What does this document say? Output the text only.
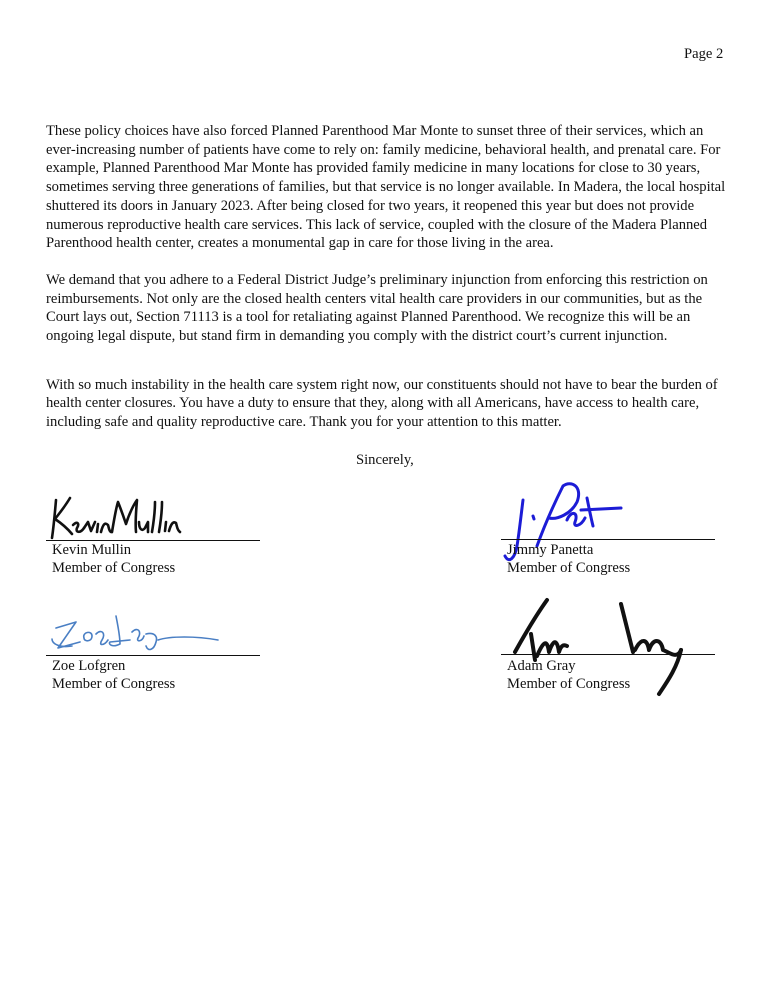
Page 2

These policy choices have also forced Planned Parenthood Mar Monte to sunset three of their services, which an ever-increasing number of patients have come to rely on: family medicine, behavioral health, and prenatal care. For example, Planned Parenthood Mar Monte has provided family medicine in many locations for close to 30 years, sometimes serving three generations of families, but that service is no longer available. In Madera, the local hospital shuttered its doors in January 2023. After being closed for two years, it reopened this year but does not provide numerous reproductive health care services. This lack of service, coupled with the closure of the Madera Planned Parenthood health center, creates a monumental gap in care for those living in the area.

We demand that you adhere to a Federal District Judge’s preliminary injunction from enforcing this restriction on reimbursements. Not only are the closed health centers vital health care providers in our communities, but as the Court lays out, Section 71113 is a tool for retaliating against Planned Parenthood. We recognize this will be an ongoing legal dispute, but stand firm in demanding you comply with the district court’s current injunction.

With so much instability in the health care system right now, our constituents should not have to bear the burden of health center closures. You have a duty to ensure that they, along with all Americans, have access to health care, including safe and quality reproductive care. Thank you for your attention to this matter.

Sincerely,
Kevin Mullin
Member of Congress
Jimmy Panetta
Member of Congress
Zoe Lofgren
Member of Congress
Adam Gray
Member of Congress
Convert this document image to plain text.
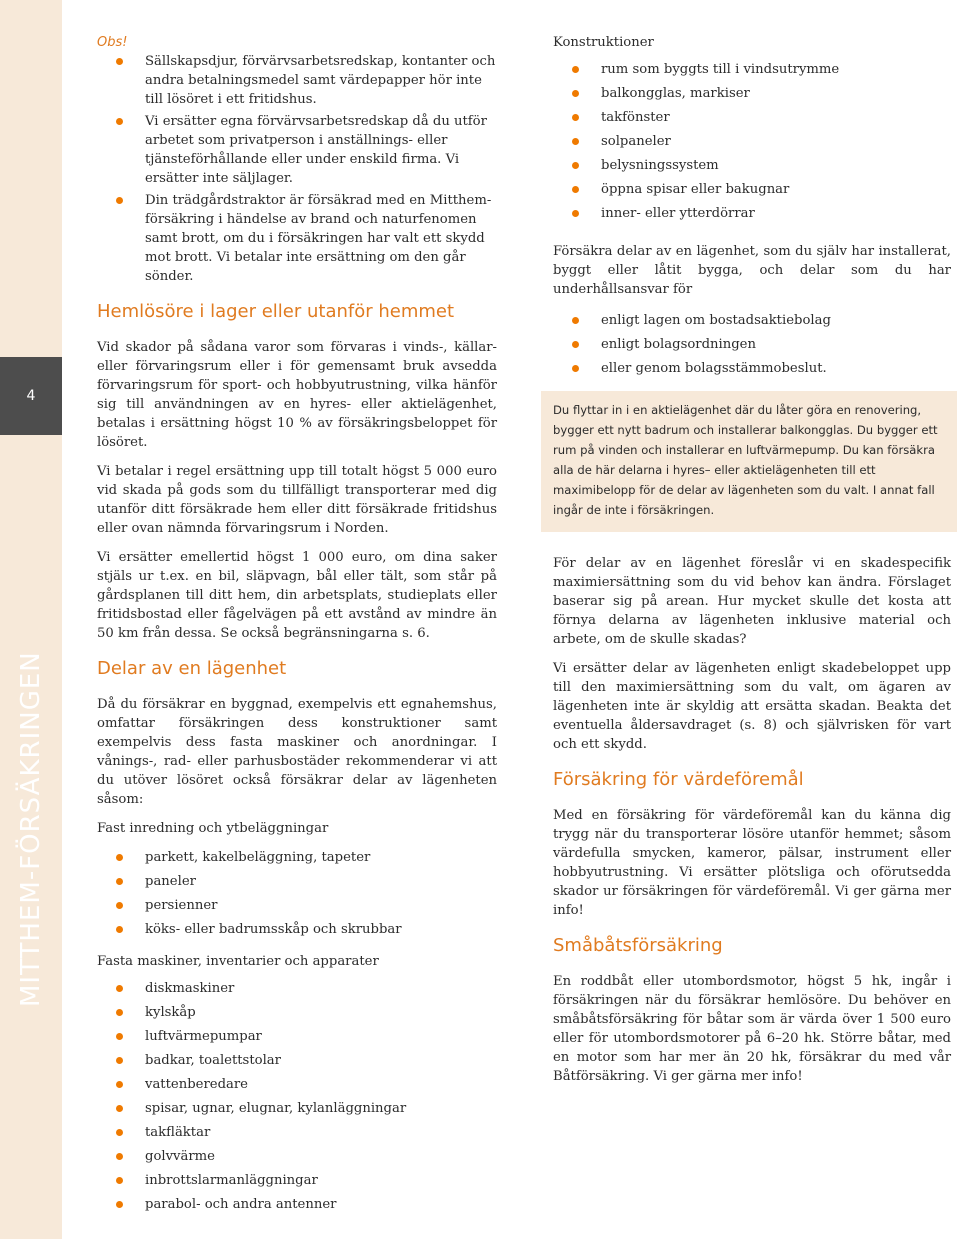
4
MITTHEM-FÖRSÄKRINGEN

Obs!

Sällskapsdjur, förvärvsarbetsredskap, kontanter och andra betalningsmedel samt värdepapper hör inte till lösöret i ett fritidshus.
Vi ersätter egna förvärvsarbetsredskap då du utför arbetet som privatperson i anställnings- eller tjänsteförhållande eller under enskild firma. Vi ersätter inte säljlager.
Din trädgårdstraktor är försäkrad med en Mitthem-försäkring i händelse av brand och naturfenomen samt brott, om du i försäkringen har valt ett skydd mot brott. Vi betalar inte ersättning om den går sönder.
Hemlösöre i lager eller utanför hemmet

Vid skador på sådana varor som förvaras i vinds-, källar- eller förvaringsrum eller i för gemensamt bruk avsedda förvaringsrum för sport- och hobbyutrustning, vilka hänför sig till användningen av en hyres- eller aktielägenhet, betalas i ersättning högst 10 % av försäkringsbeloppet för lösöret.

Vi betalar i regel ersättning upp till totalt högst 5 000 euro vid skada på gods som du tillfälligt transporterar med dig utanför ditt försäkrade hem eller ditt försäkrade fritidshus eller ovan nämnda förvaringsrum i Norden.

Vi ersätter emellertid högst 1 000 euro, om dina saker stjäls ur t.ex. en bil, släpvagn, bål eller tält, som står på gårdsplanen till ditt hem, din arbetsplats, studieplats eller fritidsbostad eller fågelvägen på ett avstånd av mindre än 50 km från dessa. Se också begränsningarna s. 6.

Delar av en lägenhet

Då du försäkrar en byggnad, exempelvis ett egnahemshus, omfattar försäkringen dess konstruktioner samt exempelvis dess fasta maskiner och anordningar. I vånings-, rad- eller parhusbostäder rekommenderar vi att du utöver lösöret också försäkrar delar av lägenheten såsom:

Fast inredning och ytbeläggningar

parkett, kakelbeläggning, tapeter
paneler
persienner
köks- eller badrumsskåp och skrubbar

Fasta maskiner, inventarier och apparater

diskmaskiner
kylskåp
luftvärmepumpar
badkar, toalettstolar
vattenberedare
spisar, ugnar, elugnar, kylanläggningar
takfläktar
golvvärme
inbrottslarmanläggningar
parabol- och andra antenner

Konstruktioner

rum som byggts till i vindsutrymme
balkongglas, markiser
takfönster
solpaneler
belysningssystem
öppna spisar eller bakugnar
inner- eller ytterdörrar

Försäkra delar av en lägenhet, som du själv har installerat, byggt eller låtit bygga, och delar som du har underhållsansvar för

enligt lagen om bostadsaktiebolag
enligt bolagsordningen
eller genom bolagsstämmobeslut.
Du flyttar in i en aktielägenhet där du låter göra en renovering, bygger ett nytt badrum och installerar balkongglas. Du bygger ett rum på vinden och installerar en luftvärmepump. Du kan försäkra alla de här delarna i hyres– eller aktielägenheten till ett maximibelopp för de delar av lägenheten som du valt. I annat fall ingår de inte i försäkringen.

För delar av en lägenhet föreslår vi en skadespecifik maximiersättning som du vid behov kan ändra. Förslaget baserar sig på arean. Hur mycket skulle det kosta att förnya delarna av lägenheten inklusive material och arbete, om de skulle skadas?

Vi ersätter delar av lägenheten enligt skadebeloppet upp till den maximiersättning som du valt, om ägaren av lägenheten inte är skyldig att ersätta skadan. Beakta det eventuella åldersavdraget (s. 8) och självrisken för vart och ett skydd.

Försäkring för värdeföremål

Med en försäkring för värdeföremål kan du känna dig trygg när du transporterar lösöre utanför hemmet; såsom värdefulla smycken, kameror, pälsar, instrument eller hobbyutrustning. Vi ersätter plötsliga och oförutsedda skador ur försäkringen för värdeföremål. Vi ger gärna mer info!

Småbåtsförsäkring

En roddbåt eller utombordsmotor, högst 5 hk, ingår i försäkringen när du försäkrar hemlösöre. Du behöver en småbåtsförsäkring för båtar som är värda över 1 500 euro eller för utombordsmotorer på 6–20 hk. Större båtar, med en motor som har mer än 20 hk, försäkrar du med vår Båtförsäkring. Vi ger gärna mer info!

▬▬▬▬▬▬

■ **PROBLEM TO WORK ON**:
In the copy, omit the pictures and reproduce every entry exactly.

■ **RESULT OF THIS TASK**:
What does this document say? Output the text only.
Page 2

These policy choices have also forced Planned Parenthood Mar Monte to sunset three of their services, which an ever-increasing number of patients have come to rely on: family medicine, behavioral health, and prenatal care. For example, Planned Parenthood Mar Monte has provided family medicine in many locations for close to 30 years, sometimes serving three generations of families, but that service is no longer available. In Madera, the local hospital shuttered its doors in January 2023. After being closed for two years, it reopened this year but does not provide numerous reproductive health care services. This lack of service, coupled with the closure of the Madera Planned Parenthood health center, creates a monumental gap in care for those living in the area.

We demand that you adhere to a Federal District Judge’s preliminary injunction from enforcing this restriction on reimbursements. Not only are the closed health centers vital health care providers in our communities, but as the Court lays out, Section 71113 is a tool for retaliating against Planned Parenthood. We recognize this will be an ongoing legal dispute, but stand firm in demanding you comply with the district court’s current injunction.

With so much instability in the health care system right now, our constituents should not have to bear the burden of health center closures. You have a duty to ensure that they, along with all Americans, have access to health care, including safe and quality reproductive care. Thank you for your attention to this matter.

Sincerely,
Kevin Mullin
Member of Congress
Jimmy Panetta
Member of Congress
Zoe Lofgren
Member of Congress
Adam Gray
Member of Congress
Convert this document image to plain text.
4
MITTHEM-FÖRSÄKRINGEN

Obs!

Sällskapsdjur, förvärvsarbetsredskap, kontanter och andra betalningsmedel samt värdepapper hör inte till lösöret i ett fritidshus.
Vi ersätter egna förvärvsarbetsredskap då du utför arbetet som privatperson i anställnings- eller tjänsteförhållande eller under enskild firma. Vi ersätter inte säljlager.
Din trädgårdstraktor är försäkrad med en Mitthem-försäkring i händelse av brand och naturfenomen samt brott, om du i försäkringen har valt ett skydd mot brott. Vi betalar inte ersättning om den går sönder.
Hemlösöre i lager eller utanför hemmet

Vid skador på sådana varor som förvaras i vinds-, källar- eller förvaringsrum eller i för gemensamt bruk avsedda förvaringsrum för sport- och hobbyutrustning, vilka hänför sig till användningen av en hyres- eller aktielägenhet, betalas i ersättning högst 10 % av försäkringsbeloppet för lösöret.

Vi betalar i regel ersättning upp till totalt högst 5 000 euro vid skada på gods som du tillfälligt transporterar med dig utanför ditt försäkrade hem eller ditt försäkrade fritidshus eller ovan nämnda förvaringsrum i Norden.

Vi ersätter emellertid högst 1 000 euro, om dina saker stjäls ur t.ex. en bil, släpvagn, bål eller tält, som står på gårdsplanen till ditt hem, din arbetsplats, studieplats eller fritidsbostad eller fågelvägen på ett avstånd av mindre än 50 km från dessa. Se också begränsningarna s. 6.

Delar av en lägenhet

Då du försäkrar en byggnad, exempelvis ett egnahemshus, omfattar försäkringen dess konstruktioner samt exempelvis dess fasta maskiner och anordningar. I vånings-, rad- eller parhusbostäder rekommenderar vi att du utöver lösöret också försäkrar delar av lägenheten såsom:

Fast inredning och ytbeläggningar

parkett, kakelbeläggning, tapeter
paneler
persienner
köks- eller badrumsskåp och skrubbar

Fasta maskiner, inventarier och apparater

diskmaskiner
kylskåp
luftvärmepumpar
badkar, toalettstolar
vattenberedare
spisar, ugnar, elugnar, kylanläggningar
takfläktar
golvvärme
inbrottslarmanläggningar
parabol- och andra antenner

Konstruktioner

rum som byggts till i vindsutrymme
balkongglas, markiser
takfönster
solpaneler
belysningssystem
öppna spisar eller bakugnar
inner- eller ytterdörrar

Försäkra delar av en lägenhet, som du själv har installerat, byggt eller låtit bygga, och delar som du har underhållsansvar för

enligt lagen om bostadsaktiebolag
enligt bolagsordningen
eller genom bolagsstämmobeslut.
Du flyttar in i en aktielägenhet där du låter göra en renovering, bygger ett nytt badrum och installerar balkongglas. Du bygger ett rum på vinden och installerar en luftvärmepump. Du kan försäkra alla de här delarna i hyres– eller aktielägenheten till ett maximibelopp för de delar av lägenheten som du valt. I annat fall ingår de inte i försäkringen.

För delar av en lägenhet föreslår vi en skadespecifik maximiersättning som du vid behov kan ändra. Förslaget baserar sig på arean. Hur mycket skulle det kosta att förnya delarna av lägenheten inklusive material och arbete, om de skulle skadas?

Vi ersätter delar av lägenheten enligt skadebeloppet upp till den maximiersättning som du valt, om ägaren av lägenheten inte är skyldig att ersätta skadan. Beakta det eventuella åldersavdraget (s. 8) och självrisken för vart och ett skydd.

Försäkring för värdeföremål

Med en försäkring för värdeföremål kan du känna dig trygg när du transporterar lösöre utanför hemmet; såsom värdefulla smycken, kameror, pälsar, instrument eller hobbyutrustning. Vi ersätter plötsliga och oförutsedda skador ur försäkringen för värdeföremål. Vi ger gärna mer info!

Småbåtsförsäkring

En roddbåt eller utombordsmotor, högst 5 hk, ingår i försäkringen när du försäkrar hemlösöre. Du behöver en småbåtsförsäkring för båtar som är värda över 1 500 euro eller för utombordsmotorer på 6–20 hk. Större båtar, med en motor som har mer än 20 hk, försäkrar du med vår Båtförsäkring. Vi ger gärna mer info!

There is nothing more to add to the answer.